- [課題の目標]
「person-node-mathieu1[interactable]: MATHIEU Ier」を含む行から始めて「line-drop-agnes xyxy=(1847,978,1848,1000)」を含む行で終わるまでの行を、両端の行も含めて一字一句変えずに書き写してもらえますか。

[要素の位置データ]
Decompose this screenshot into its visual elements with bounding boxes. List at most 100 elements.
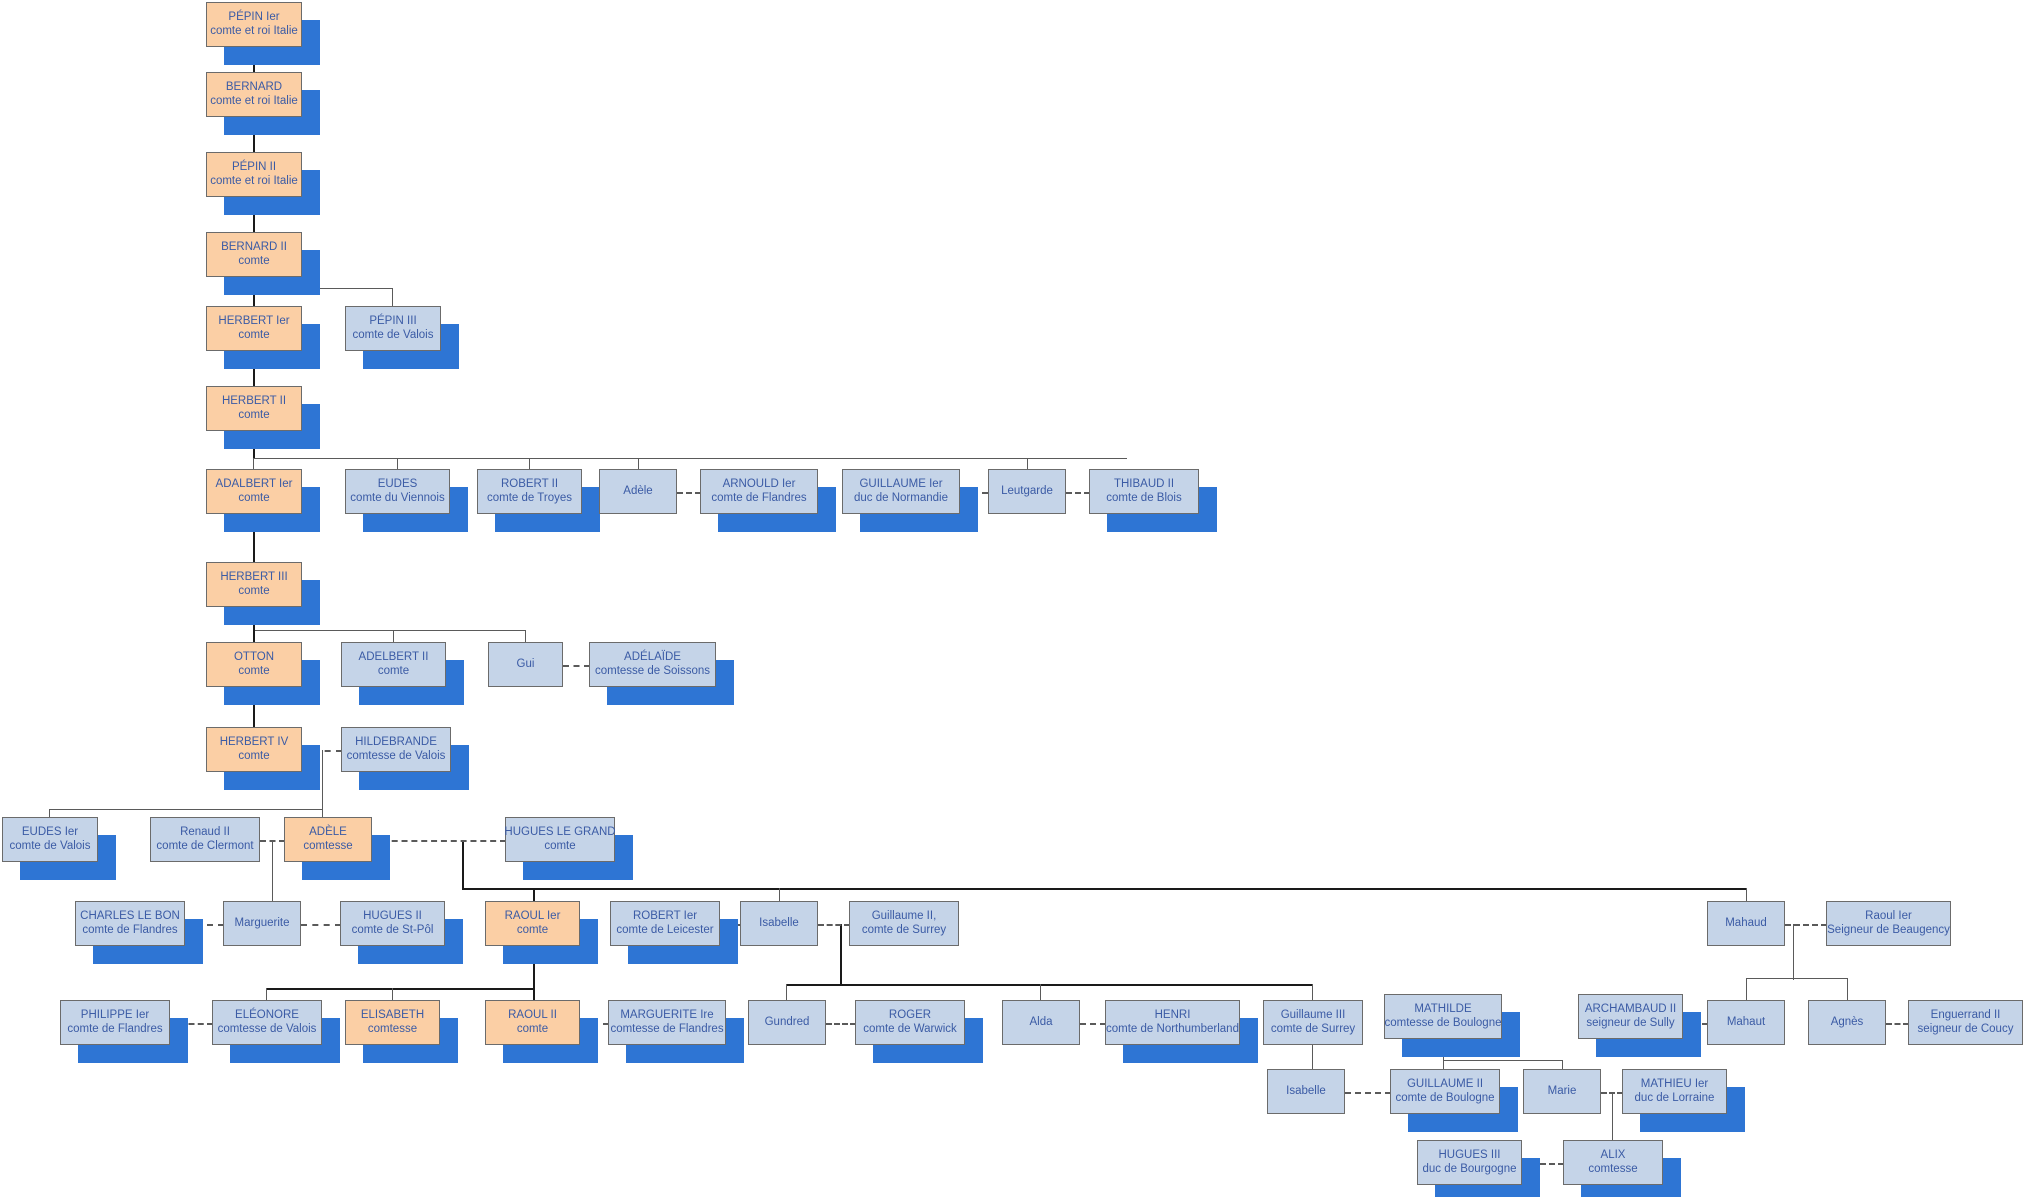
person-node-mathieu1[interactable]: MATHIEU Ier duc de Lorraine xyxy=(1622,1069,1727,1114)
person-name: ALIX xyxy=(1600,1148,1626,1161)
person-node-hugues3[interactable]: HUGUES III duc de Bourgogne xyxy=(1417,1140,1522,1185)
person-node-hugues_gr[interactable]: HUGUES LE GRAND comte xyxy=(504,817,616,862)
person-title: comte xyxy=(238,254,270,267)
person-title: comtesse de Valois xyxy=(217,1022,317,1035)
person-node-archambaud2[interactable]: ARCHAMBAUD II seigneur de Sully xyxy=(1578,994,1683,1039)
line-raoul1-down xyxy=(533,946,535,990)
person-node-gundred[interactable]: Gundred xyxy=(748,1000,826,1045)
person-node-eudes1v[interactable]: EUDES Ier comte de Valois xyxy=(2,817,98,862)
line-drop-pepin3 xyxy=(392,288,393,306)
line-bus-herbert4-children xyxy=(49,809,323,810)
person-node-eudesv[interactable]: EUDES comte du Viennois xyxy=(345,469,450,514)
person-name: CHARLES LE BON xyxy=(80,909,180,922)
person-node-herbert3[interactable]: HERBERT III comte xyxy=(206,562,302,607)
line-couple-mahaud-raoul-down xyxy=(1793,924,1794,980)
line-drop-eudes1v xyxy=(49,809,50,817)
person-node-herbert2[interactable]: HERBERT II comte xyxy=(206,386,302,431)
line-bus-raoul1-children xyxy=(266,988,534,990)
person-title: comte de Troyes xyxy=(486,491,572,504)
person-node-adele_n[interactable]: Adèle xyxy=(599,469,677,514)
person-name: EUDES Ier xyxy=(21,825,79,838)
person-title: comte de Flandres xyxy=(82,923,178,936)
person-name: MARGUERITE Ire xyxy=(620,1008,714,1021)
person-title: comtesse de Flandres xyxy=(610,1022,724,1035)
person-node-leutgarde[interactable]: Leutgarde xyxy=(988,469,1066,514)
person-node-philippe1[interactable]: PHILIPPE Ier comte de Flandres xyxy=(60,1000,170,1045)
person-node-enguerrand2[interactable]: Enguerrand II seigneur de Coucy xyxy=(1908,1000,2023,1045)
person-name: HERBERT III xyxy=(220,570,288,583)
person-node-robert1l[interactable]: ROBERT Ier comte de Leicester xyxy=(610,901,720,946)
person-node-marie[interactable]: Marie xyxy=(1523,1069,1601,1114)
person-node-renaud2[interactable]: Renaud II comte de Clermont xyxy=(150,817,260,862)
line-drop-adele-c xyxy=(322,809,323,817)
line-guillaume3-isabelle2 xyxy=(1312,1045,1313,1069)
person-node-herbert4[interactable]: HERBERT IV comte xyxy=(206,727,302,772)
line-drop-agnes xyxy=(1847,978,1848,1000)
person-node-henri[interactable]: HENRI comte de Northumberland xyxy=(1105,1000,1240,1045)
line-drop-mahaud xyxy=(1746,888,1747,901)
person-node-hildebrande[interactable]: HILDEBRANDE comtesse de Valois xyxy=(341,727,451,772)
person-node-pepin2[interactable]: PÉPIN II comte et roi Italie xyxy=(206,152,302,197)
line-bus-mathilde-children xyxy=(1443,1060,1562,1061)
person-node-hugues2[interactable]: HUGUES II comte de St-Pôl xyxy=(340,901,445,946)
person-title: comte de Flandres xyxy=(67,1022,163,1035)
marriage-link-isabelle1-guillaume2s xyxy=(818,924,850,926)
line-drop-mahaut xyxy=(1746,978,1747,1000)
person-title: comtesse de Valois xyxy=(346,749,446,762)
person-name: Guillaume II, xyxy=(871,909,937,922)
person-node-marguerite1[interactable]: MARGUERITE Ire comtesse de Flandres xyxy=(608,1000,726,1045)
line-bus-bernard2-children xyxy=(253,288,393,289)
person-title: comte de Valois xyxy=(352,328,434,341)
person-node-guillaume2b[interactable]: GUILLAUME II comte de Boulogne xyxy=(1390,1069,1500,1114)
person-node-isabelle2[interactable]: Isabelle xyxy=(1267,1069,1345,1114)
person-node-adelbert2[interactable]: ADELBERT II comte xyxy=(341,642,446,687)
person-node-raoul1b[interactable]: Raoul Ier Seigneur de Beaugency xyxy=(1826,901,1951,946)
person-node-eleonore[interactable]: ELÉONORE comtesse de Valois xyxy=(212,1000,322,1045)
line-couple-marie-mathieu-down xyxy=(1612,1092,1613,1140)
line-drop-elisabeth xyxy=(392,988,393,1000)
person-node-mathilde[interactable]: MATHILDE comtesse de Boulogne xyxy=(1384,994,1502,1039)
person-node-bernard[interactable]: BERNARD comte et roi Italie xyxy=(206,72,302,117)
person-node-roger[interactable]: ROGER comte de Warwick xyxy=(855,1000,965,1045)
person-node-guillaume2s[interactable]: Guillaume II, comte de Surrey xyxy=(849,901,959,946)
person-name: Adèle xyxy=(623,484,653,497)
person-node-charles_bon[interactable]: CHARLES LE BON comte de Flandres xyxy=(75,901,185,946)
person-title: comte xyxy=(238,584,270,597)
person-name: ARNOULD Ier xyxy=(722,477,796,490)
person-node-isabelle1[interactable]: Isabelle xyxy=(740,901,818,946)
person-node-elisabeth[interactable]: ELISABETH comtesse xyxy=(345,1000,440,1045)
person-node-guillaume1[interactable]: GUILLAUME Ier duc de Normandie xyxy=(842,469,960,514)
person-node-herbert1[interactable]: HERBERT Ier comte xyxy=(206,306,302,351)
person-node-alix[interactable]: ALIX comtesse xyxy=(1563,1140,1663,1185)
person-node-thibaud2[interactable]: THIBAUD II comte de Blois xyxy=(1089,469,1199,514)
person-node-otton[interactable]: OTTON comte xyxy=(206,642,302,687)
person-node-bernard2[interactable]: BERNARD II comte xyxy=(206,232,302,277)
person-node-pepin3[interactable]: PÉPIN III comte de Valois xyxy=(345,306,441,351)
person-node-robert2[interactable]: ROBERT II comte de Troyes xyxy=(477,469,582,514)
line-otton-herbert4 xyxy=(253,687,255,727)
person-node-arnould1[interactable]: ARNOULD Ier comte de Flandres xyxy=(700,469,818,514)
person-node-alda[interactable]: Alda xyxy=(1002,1000,1080,1045)
person-node-adalbert1[interactable]: ADALBERT Ier comte xyxy=(206,469,302,514)
line-couple-herbert4-down xyxy=(322,750,323,810)
person-node-guillaume3[interactable]: Guillaume III comte de Surrey xyxy=(1263,1000,1363,1045)
person-title: comte xyxy=(516,1022,549,1035)
person-node-agnes[interactable]: Agnès xyxy=(1808,1000,1886,1045)
person-node-raoul1[interactable]: RAOUL Ier comte xyxy=(485,901,580,946)
person-name: Gundred xyxy=(764,1015,810,1028)
person-node-mahaud[interactable]: Mahaud xyxy=(1707,901,1785,946)
person-node-raoul2[interactable]: RAOUL II comte xyxy=(485,1000,580,1045)
person-node-pepin1[interactable]: PÉPIN Ier comte et roi Italie xyxy=(206,2,302,47)
person-node-gui[interactable]: Gui xyxy=(488,642,563,687)
person-node-adele_c[interactable]: ADÈLE comtesse xyxy=(284,817,372,862)
marriage-link-alda-henri xyxy=(1080,1023,1106,1025)
person-name: HERBERT IV xyxy=(219,735,289,748)
line-drop-guillaume2b xyxy=(1443,1060,1444,1069)
person-node-mahaut[interactable]: Mahaut xyxy=(1707,1000,1785,1045)
person-name: ADELBERT II xyxy=(358,650,429,663)
person-node-adelaide[interactable]: ADÉLAÏDE comtesse de Soissons xyxy=(589,642,716,687)
person-title: comte et roi Italie xyxy=(210,94,298,107)
person-name: ELISABETH xyxy=(360,1008,425,1021)
person-node-marguerite[interactable]: Marguerite xyxy=(223,901,301,946)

- [想定解答]
person-node-mathieu1[interactable]: MATHIEU Ier duc de Lorraine xyxy=(1622,1069,1727,1114)
person-name: ALIX xyxy=(1600,1148,1626,1161)
person-node-hugues3[interactable]: HUGUES III duc de Bourgogne xyxy=(1417,1140,1522,1185)
person-node-hugues_gr[interactable]: HUGUES LE GRAND comte xyxy=(504,817,616,862)
person-title: comte xyxy=(238,254,270,267)
person-title: comtesse de Valois xyxy=(217,1022,317,1035)
person-node-archambaud2[interactable]: ARCHAMBAUD II seigneur de Sully xyxy=(1578,994,1683,1039)
line-raoul1-down xyxy=(533,946,535,990)
person-node-gundred[interactable]: Gundred xyxy=(748,1000,826,1045)
person-node-eudes1v[interactable]: EUDES Ier comte de Valois xyxy=(2,817,98,862)
line-drop-pepin3 xyxy=(392,288,393,306)
line-bus-herbert4-children xyxy=(49,809,323,810)
person-node-eudesv[interactable]: EUDES comte du Viennois xyxy=(345,469,450,514)
person-name: CHARLES LE BON xyxy=(80,909,180,922)
person-node-herbert3[interactable]: HERBERT III comte xyxy=(206,562,302,607)
line-couple-mahaud-raoul-down xyxy=(1793,924,1794,980)
line-drop-eudes1v xyxy=(49,809,50,817)
person-node-herbert2[interactable]: HERBERT II comte xyxy=(206,386,302,431)
line-bus-raoul1-children xyxy=(266,988,534,990)
person-title: comte de Troyes xyxy=(486,491,572,504)
person-node-adele_n[interactable]: Adèle xyxy=(599,469,677,514)
person-name: EUDES Ier xyxy=(21,825,79,838)
person-title: comte de Flandres xyxy=(82,923,178,936)
person-name: MARGUERITE Ire xyxy=(620,1008,714,1021)
person-title: comtesse de Flandres xyxy=(610,1022,724,1035)
person-node-leutgarde[interactable]: Leutgarde xyxy=(988,469,1066,514)
person-node-philippe1[interactable]: PHILIPPE Ier comte de Flandres xyxy=(60,1000,170,1045)
person-node-enguerrand2[interactable]: Enguerrand II seigneur de Coucy xyxy=(1908,1000,2023,1045)
person-name: HERBERT III xyxy=(220,570,288,583)
person-node-robert1l[interactable]: ROBERT Ier comte de Leicester xyxy=(610,901,720,946)
person-node-marie[interactable]: Marie xyxy=(1523,1069,1601,1114)
person-node-renaud2[interactable]: Renaud II comte de Clermont xyxy=(150,817,260,862)
line-drop-adele-c xyxy=(322,809,323,817)
line-guillaume3-isabelle2 xyxy=(1312,1045,1313,1069)
person-node-herbert4[interactable]: HERBERT IV comte xyxy=(206,727,302,772)
line-drop-agnes xyxy=(1847,978,1848,1000)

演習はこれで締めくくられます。